### Records excerpted from a collection
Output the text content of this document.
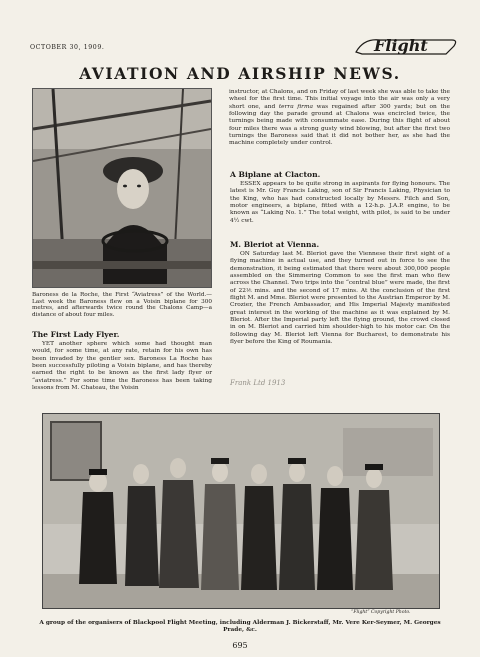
OCTOBER 30, 1909.	Flight
AVIATION AND AIRSHIP NEWS.
Baroness de la Roche, the First “Aviatress” of the World.—Last week the Baroness flew on a Voisin biplane for 300 metres, and afterwards twice round the Chalons Camp—a distance of about four miles.
The First Lady Flyer.

YET another sphere which some had thought man would, for some time, at any rate, retain for his own has been invaded by the gentler sex. Baroness La Roche has been successfully piloting a Voisin biplane, and has thereby earned the right to be known as the first lady flyer or “aviatress.” For some time the Baroness has been taking lessons from M. Chateau, the Voisin

instructor, at Chalons, and on Friday of last week she was able to take the wheel for the first time. This initial voyage into the air was only a very short one, and terra firma was regained after 300 yards; but on the following day the parade ground at Chalons was encircled twice, the turnings being made with consummate ease. During this flight of about four miles there was a strong gusty wind blowing, but after the first two turnings the Baroness said that it did not bother her, as she had the machine completely under control.

A Biplane at Clacton.

ESSEX appears to be quite strong in aspirants for flying honours. The latest is Mr. Guy Francis Laking, son of Sir Francis Laking, Physician to the King, who has had constructed locally by Messrs. Filch and Son, motor engineers, a biplane, fitted with a 12-h.p. J.A.P. engine, to be known as “Laking No. 1.” The total weight, with pilot, is said to be under 4½ cwt.

M. Bleriot at Vienna.

ON Saturday last M. Bleriot gave the Viennese their first sight of a flying machine in actual use, and they turned out in force to see the demonstration, it being estimated that there were about 300,000 people assembled on the Simmering Common to see the first man who flew across the Channel. Two trips into the “central blue” were made, the first of 22⅕ mins. and the second of 17 mins. At the conclusion of the first flight M. and Mme. Bleriot were presented to the Austrian Emperor by M. Crozier, the French Ambassador, and His Imperial Majesty manifested great interest in the working of the machine as it was explained by M. Bleriot. After the Imperial party left the flying ground, the crowd closed in on M. Bleriot and carried him shoulder-high to his motor car. On the following day M. Bleriot left Vienna for Bucharest, to demonstrate his flyer before the King of Roumania.

Frank Ltd 1913
“Flight” Copyright Photo.
A group of the organisers of Blackpool Flight Meeting, including Alderman J. Bickerstaff, Mr. Vere Ker-Seymer, M. Georges Prade, &c.
695
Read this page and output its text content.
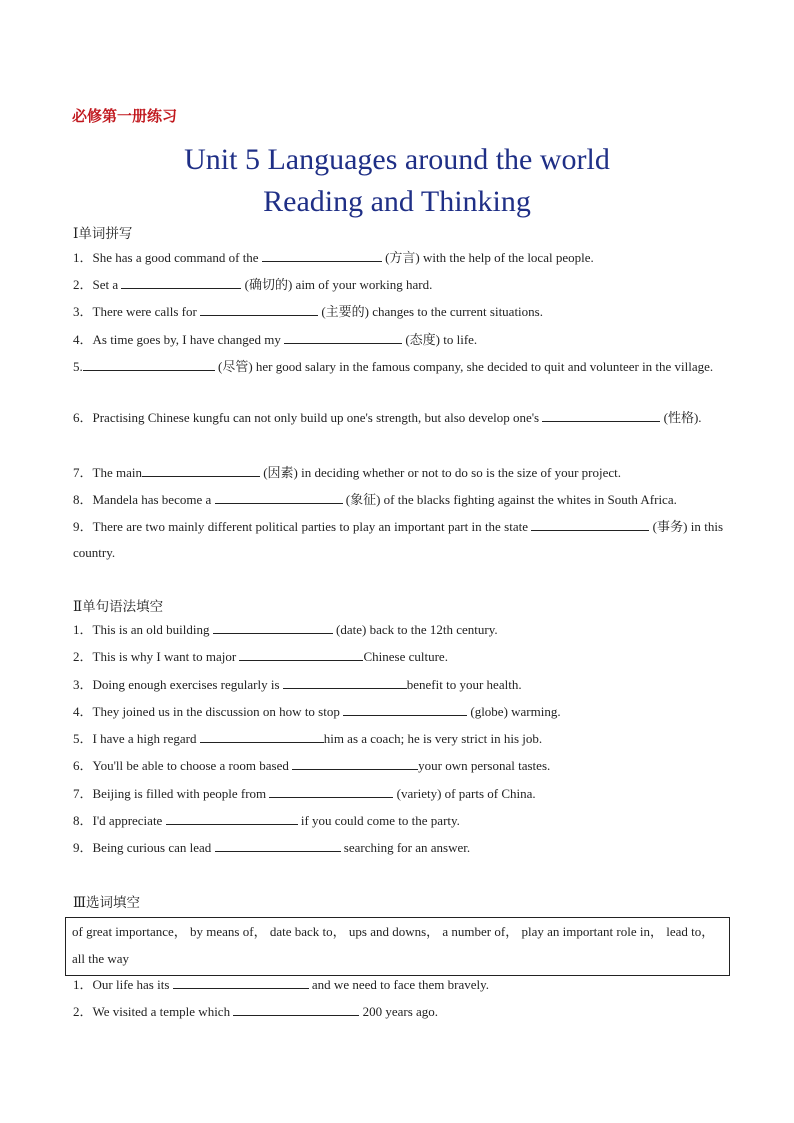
必修第一册练习
Unit 5 Languages around the world
Reading and Thinking
Ⅰ单词拼写
1．She has a good command of the	(方言) with the help of the local people.
2．Set a	(确切的) aim of your working hard.
3．There were calls for	(主要的) changes to the current situations.
4．As time goes by, I have changed my	(态度) to life.
5.	(尽管) her good salary in the famous company, she decided to quit and volunteer in the village.
6．Practising Chinese kungfu can not only build up one's strength, but also develop one's	(性格).
7．The main	(因素) in deciding whether or not to do so is the size of your project.
8．Mandela has become a	(象征) of the blacks fighting against the whites in South Africa.
9．There are two mainly different political parties to play an important part in the state	(事务) in this country.
Ⅱ单句语法填空
1．This is an old building	(date) back to the 12th century.
2．This is why I want to major	Chinese culture.
3．Doing enough exercises regularly is	benefit to your health.
4．They joined us in the discussion on how to stop	(globe) warming.
5．I have a high regard	him as a coach; he is very strict in his job.
6．You'll be able to choose a room based	your own personal tastes.
7．Beijing is filled with people from	(variety) of parts of China.
8．I'd appreciate	if you could come to the party.
9．Being curious can lead	searching for an answer.
Ⅲ选词填空
of great importance， by means of， date back to， ups and downs， a number of， play an important role in， lead to， all the way
1．Our life has its	and we need to face them bravely.
2．We visited a temple which	200 years ago.
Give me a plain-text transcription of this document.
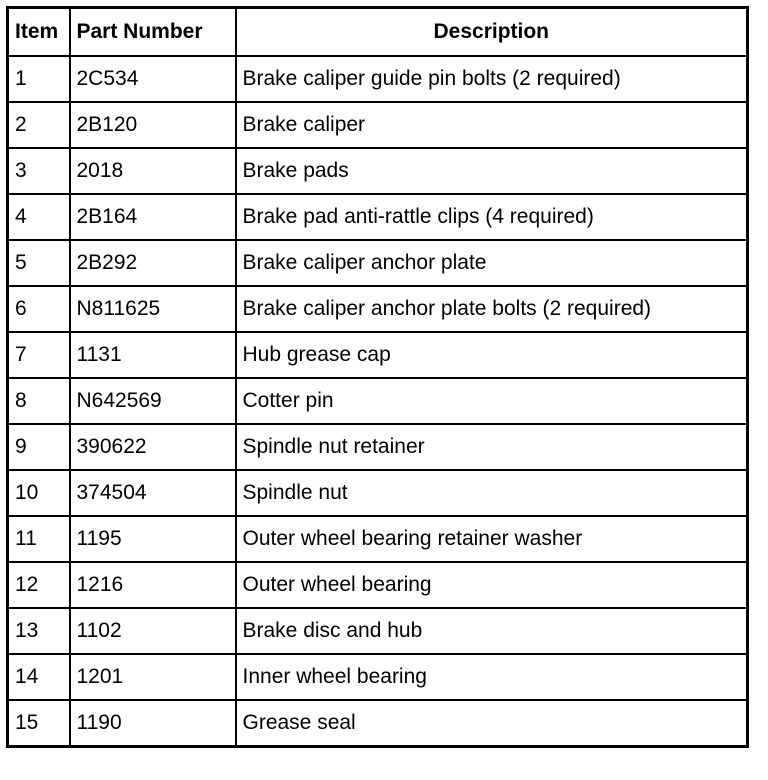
Item	Part Number	Description
1	2C534	Brake caliper guide pin bolts (2 required)
2	2B120	Brake caliper
3	2018	Brake pads
4	2B164	Brake pad anti-rattle clips (4 required)
5	2B292	Brake caliper anchor plate
6	N811625	Brake caliper anchor plate bolts (2 required)
7	1131	Hub grease cap
8	N642569	Cotter pin
9	390622	Spindle nut retainer
10	374504	Spindle nut
11	1195	Outer wheel bearing retainer washer
12	1216	Outer wheel bearing
13	1102	Brake disc and hub
14	1201	Inner wheel bearing
15	1190	Grease seal
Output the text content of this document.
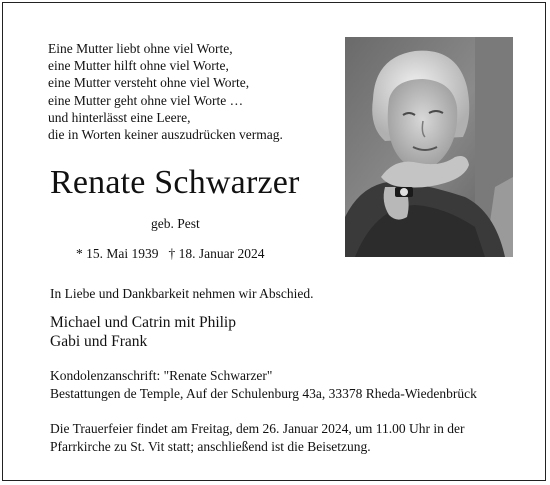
Eine Mutter liebt ohne viel Worte,
eine Mutter hilft ohne viel Worte,
eine Mutter versteht ohne viel Worte,
eine Mutter geht ohne viel Worte …
und hinterlässt eine Leere,
die in Worten keiner auszudrücken vermag.
Renate Schwarzer
geb. Pest
* 15. Mai 1939 † 18. Januar 2024
In Liebe und Dankbarkeit nehmen wir Abschied.
Michael und Catrin mit Philip
Gabi und Frank
Kondolenzanschrift: "Renate Schwarzer"
Bestattungen de Temple, Auf der Schulenburg 43a, 33378 Rheda-Wiedenbrück
Die Trauerfeier findet am Freitag, dem 26. Januar 2024, um 11.00 Uhr in der
Pfarrkirche zu St. Vit statt; anschließend ist die Beisetzung.
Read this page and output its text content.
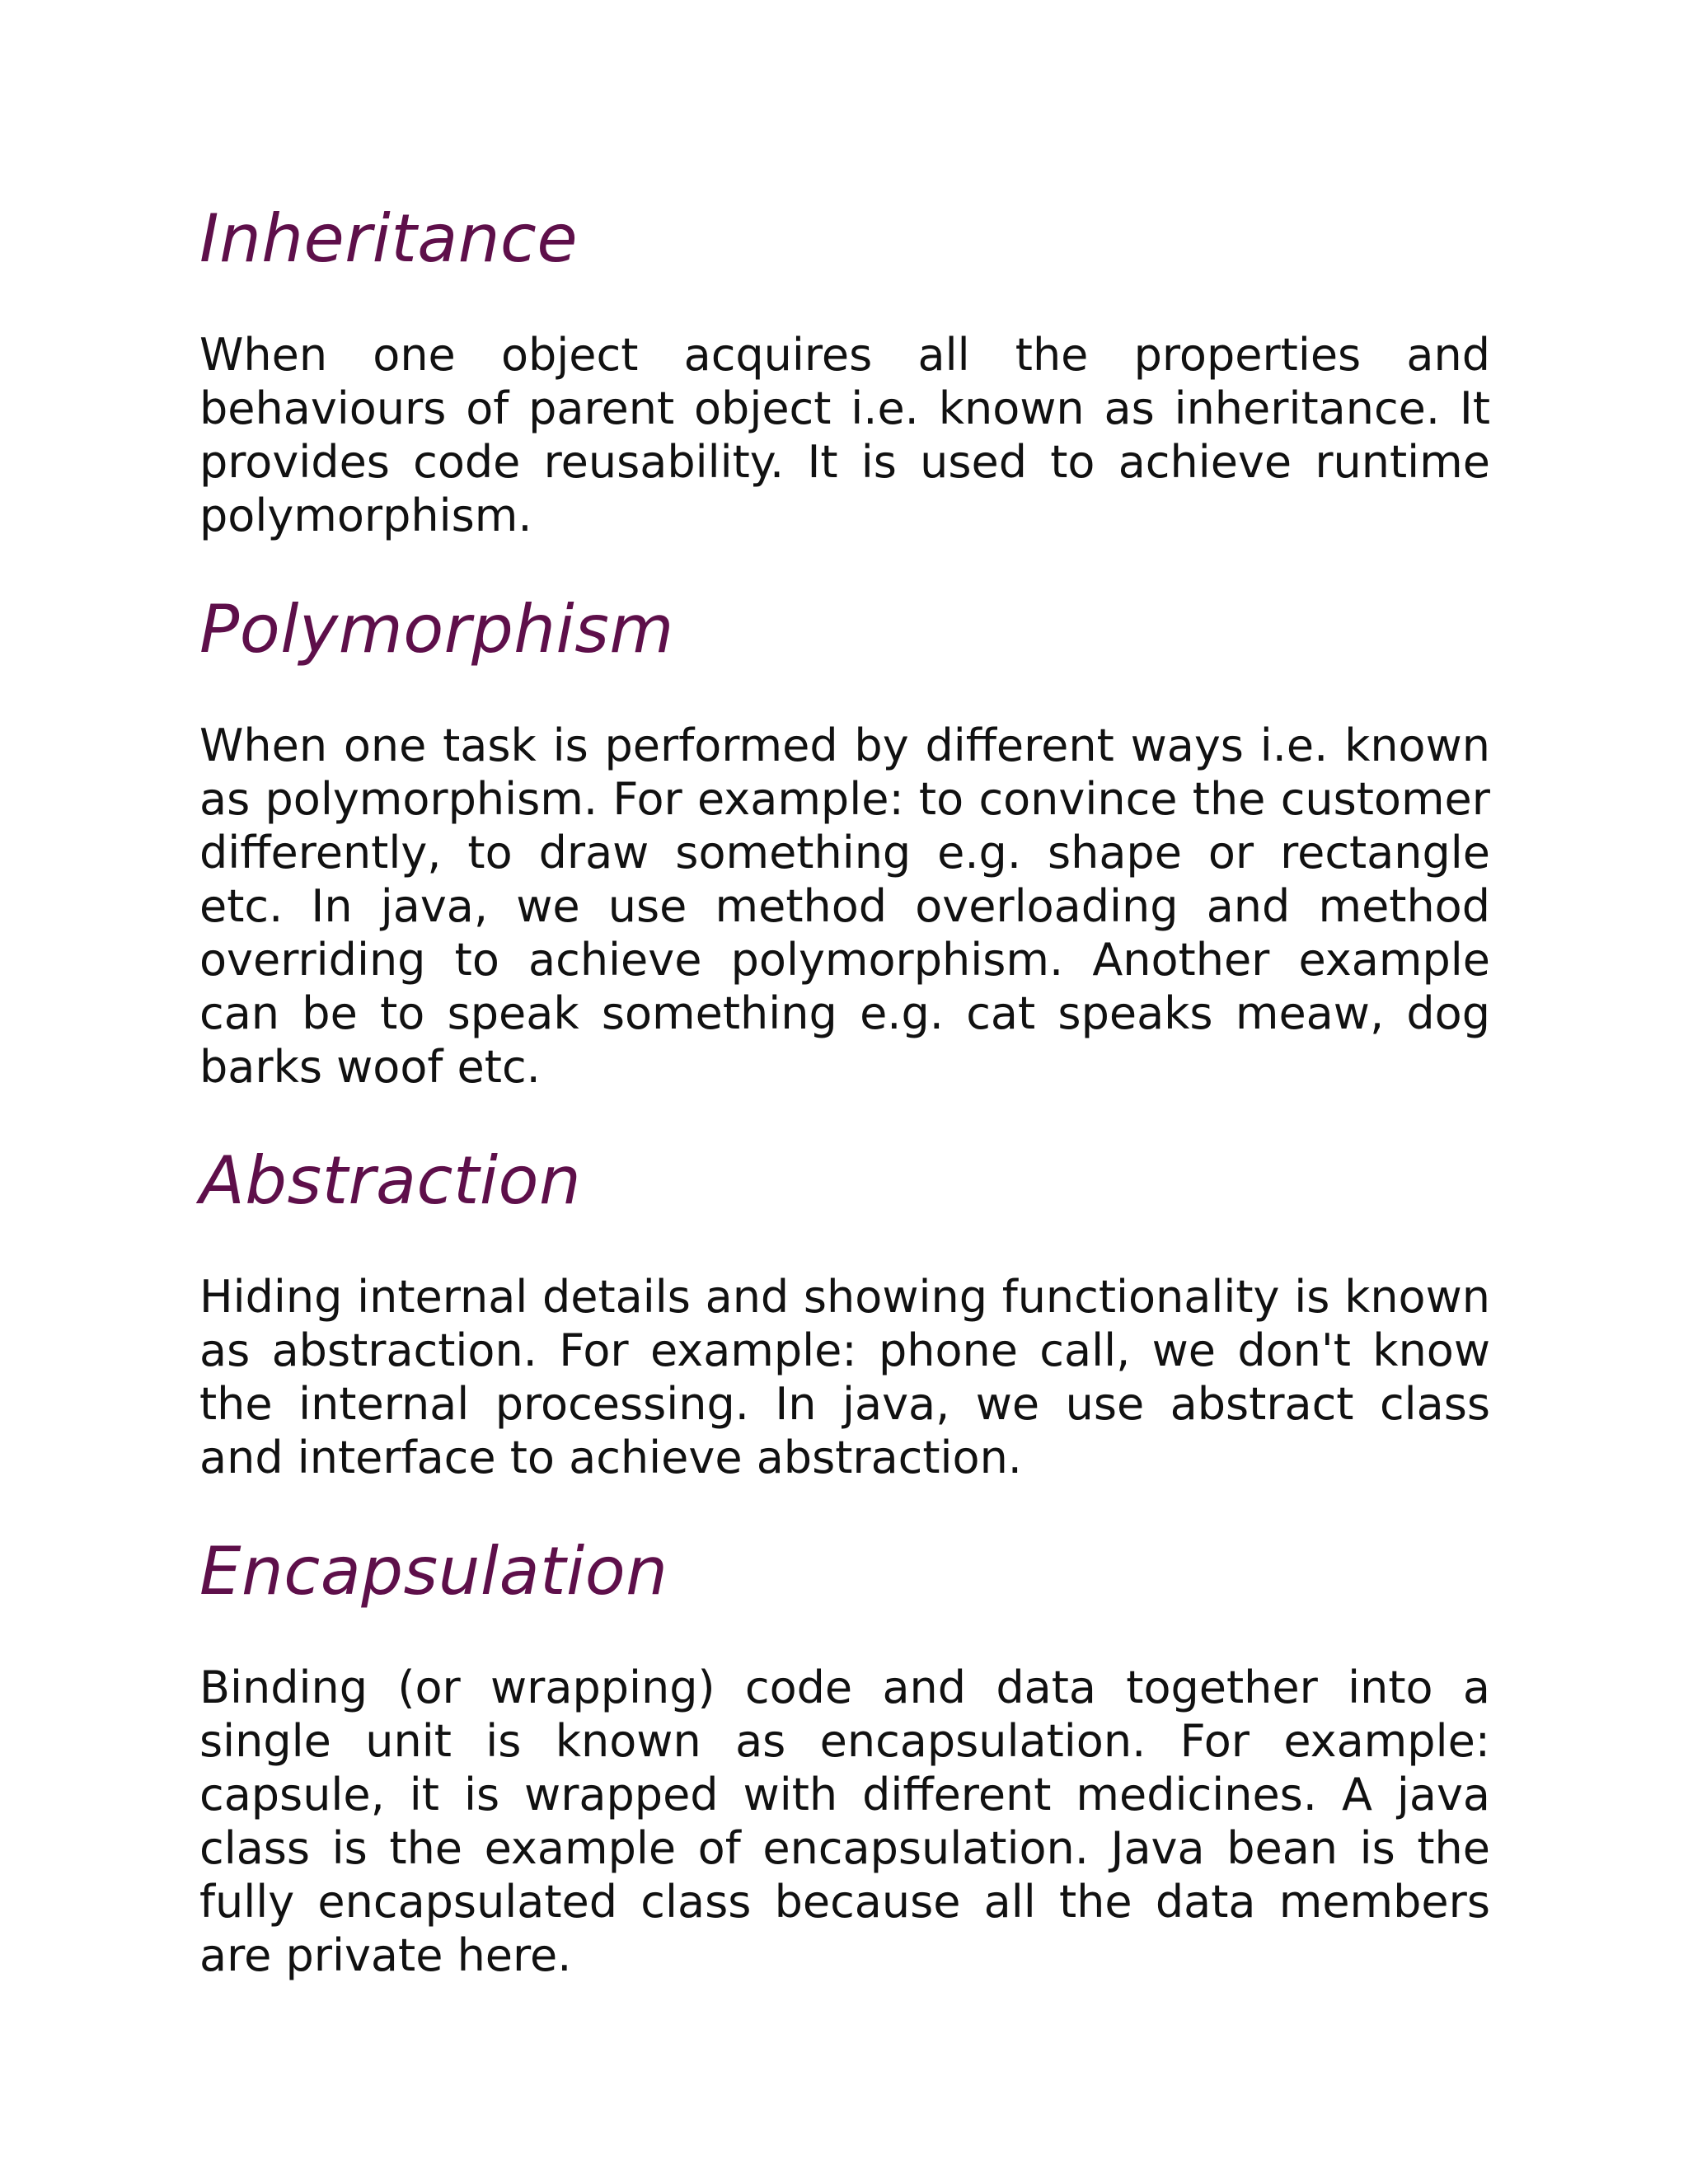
Inheritance

When one object acquires all the properties and behaviours of parent object i.e. known as inheritance. It provides code reusability. It is used to achieve runtime polymorphism.

Polymorphism

When one task is performed by different ways i.e. known as polymorphism. For example: to convince the customer differently, to draw something e.g. shape or rectangle etc. In java, we use method overloading and method overriding to achieve polymorphism. Another example can be to speak something e.g. cat speaks meaw, dog barks woof etc.

Abstraction

Hiding internal details and showing functionality is known as abstraction. For example: phone call, we don't know the internal processing. In java, we use abstract class and interface to achieve abstraction.

Encapsulation

Binding (or wrapping) code and data together into a single unit is known as encapsulation. For example: capsule, it is wrapped with different medicines. A java class is the example of encapsulation. Java bean is the fully encapsulated class because all the data members are private here.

### WHAT TO PRODUCE
Output an exact copy of the material, with the pictures removed.

### FINISHED ANSWER
Output the text content of this document.
OCTOBER 30, 1909.	Flight
AVIATION AND AIRSHIP NEWS.
Baroness de la Roche, the First “Aviatress” of the World.—Last week the Baroness flew on a Voisin biplane for 300 metres, and afterwards twice round the Chalons Camp—a distance of about four miles.
The First Lady Flyer.

YET another sphere which some had thought man would, for some time, at any rate, retain for his own has been invaded by the gentler sex. Baroness La Roche has been successfully piloting a Voisin biplane, and has thereby earned the right to be known as the first lady flyer or “aviatress.” For some time the Baroness has been taking lessons from M. Chateau, the Voisin

instructor, at Chalons, and on Friday of last week she was able to take the wheel for the first time. This initial voyage into the air was only a very short one, and terra firma was regained after 300 yards; but on the following day the parade ground at Chalons was encircled twice, the turnings being made with consummate ease. During this flight of about four miles there was a strong gusty wind blowing, but after the first two turnings the Baroness said that it did not bother her, as she had the machine completely under control.

A Biplane at Clacton.

ESSEX appears to be quite strong in aspirants for flying honours. The latest is Mr. Guy Francis Laking, son of Sir Francis Laking, Physician to the King, who has had constructed locally by Messrs. Filch and Son, motor engineers, a biplane, fitted with a 12-h.p. J.A.P. engine, to be known as “Laking No. 1.” The total weight, with pilot, is said to be under 4½ cwt.

M. Bleriot at Vienna.

ON Saturday last M. Bleriot gave the Viennese their first sight of a flying machine in actual use, and they turned out in force to see the demonstration, it being estimated that there were about 300,000 people assembled on the Simmering Common to see the first man who flew across the Channel. Two trips into the “central blue” were made, the first of 22⅕ mins. and the second of 17 mins. At the conclusion of the first flight M. and Mme. Bleriot were presented to the Austrian Emperor by M. Crozier, the French Ambassador, and His Imperial Majesty manifested great interest in the working of the machine as it was explained by M. Bleriot. After the Imperial party left the flying ground, the crowd closed in on M. Bleriot and carried him shoulder-high to his motor car. On the following day M. Bleriot left Vienna for Bucharest, to demonstrate his flyer before the King of Roumania.

Frank Ltd 1913
“Flight” Copyright Photo.
A group of the organisers of Blackpool Flight Meeting, including Alderman J. Bickerstaff, Mr. Vere Ker-Seymer, M. Georges Prade, &c.
695
Read this page and output its text content.
必修第一册练习
Unit 5 Languages around the world
Reading and Thinking
Ⅰ单词拼写
1．She has a good command of the	(方言) with the help of the local people.
2．Set a	(确切的) aim of your working hard.
3．There were calls for	(主要的) changes to the current situations.
4．As time goes by, I have changed my	(态度) to life.
5.	(尽管) her good salary in the famous company, she decided to quit and volunteer in the village.
6．Practising Chinese kungfu can not only build up one's strength, but also develop one's	(性格).
7．The main	(因素) in deciding whether or not to do so is the size of your project.
8．Mandela has become a	(象征) of the blacks fighting against the whites in South Africa.
9．There are two mainly different political parties to play an important part in the state	(事务) in this country.
Ⅱ单句语法填空
1．This is an old building	(date) back to the 12th century.
2．This is why I want to major	Chinese culture.
3．Doing enough exercises regularly is	benefit to your health.
4．They joined us in the discussion on how to stop	(globe) warming.
5．I have a high regard	him as a coach; he is very strict in his job.
6．You'll be able to choose a room based	your own personal tastes.
7．Beijing is filled with people from	(variety) of parts of China.
8．I'd appreciate	if you could come to the party.
9．Being curious can lead	searching for an answer.
Ⅲ选词填空
of great importance， by means of， date back to， ups and downs， a number of， play an important role in， lead to， all the way
1．Our life has its	and we need to face them bravely.
2．We visited a temple which	200 years ago.
Give me a plain-text transcription of this document.
Item	Part Number	Description
1	2C534	Brake caliper guide pin bolts (2 required)
2	2B120	Brake caliper
3	2018	Brake pads
4	2B164	Brake pad anti-rattle clips (4 required)
5	2B292	Brake caliper anchor plate
6	N811625	Brake caliper anchor plate bolts (2 required)
7	1131	Hub grease cap
8	N642569	Cotter pin
9	390622	Spindle nut retainer
10	374504	Spindle nut
11	1195	Outer wheel bearing retainer washer
12	1216	Outer wheel bearing
13	1102	Brake disc and hub
14	1201	Inner wheel bearing
15	1190	Grease seal
Output the text content of this document.
Eine Mutter liebt ohne viel Worte,
eine Mutter hilft ohne viel Worte,
eine Mutter versteht ohne viel Worte,
eine Mutter geht ohne viel Worte …
und hinterlässt eine Leere,
die in Worten keiner auszudrücken vermag.
Renate Schwarzer
geb. Pest
* 15. Mai 1939 † 18. Januar 2024
In Liebe und Dankbarkeit nehmen wir Abschied.
Michael und Catrin mit Philip
Gabi und Frank
Kondolenzanschrift: "Renate Schwarzer"
Bestattungen de Temple, Auf der Schulenburg 43a, 33378 Rheda-Wiedenbrück
Die Trauerfeier findet am Freitag, dem 26. Januar 2024, um 11.00 Uhr in der
Pfarrkirche zu St. Vit statt; anschließend ist die Beisetzung.
Read this page and output its text content.
Inheritance

When one object acquires all the properties and behaviours of parent object i.e. known as inheritance. It provides code reusability. It is used to achieve runtime polymorphism.

Polymorphism

When one task is performed by different ways i.e. known as polymorphism. For example: to convince the customer differently, to draw something e.g. shape or rectangle etc. In java, we use method overloading and method overriding to achieve polymorphism. Another example can be to speak something e.g. cat speaks meaw, dog barks woof etc.

Abstraction

Hiding internal details and showing functionality is known as abstraction. For example: phone call, we don't know the internal processing. In java, we use abstract class and interface to achieve abstraction.

Encapsulation

Binding (or wrapping) code and data together into a single unit is known as encapsulation. For example: capsule, it is wrapped with different medicines. A java class is the example of encapsulation. Java bean is the fully encapsulated class because all the data members are private here.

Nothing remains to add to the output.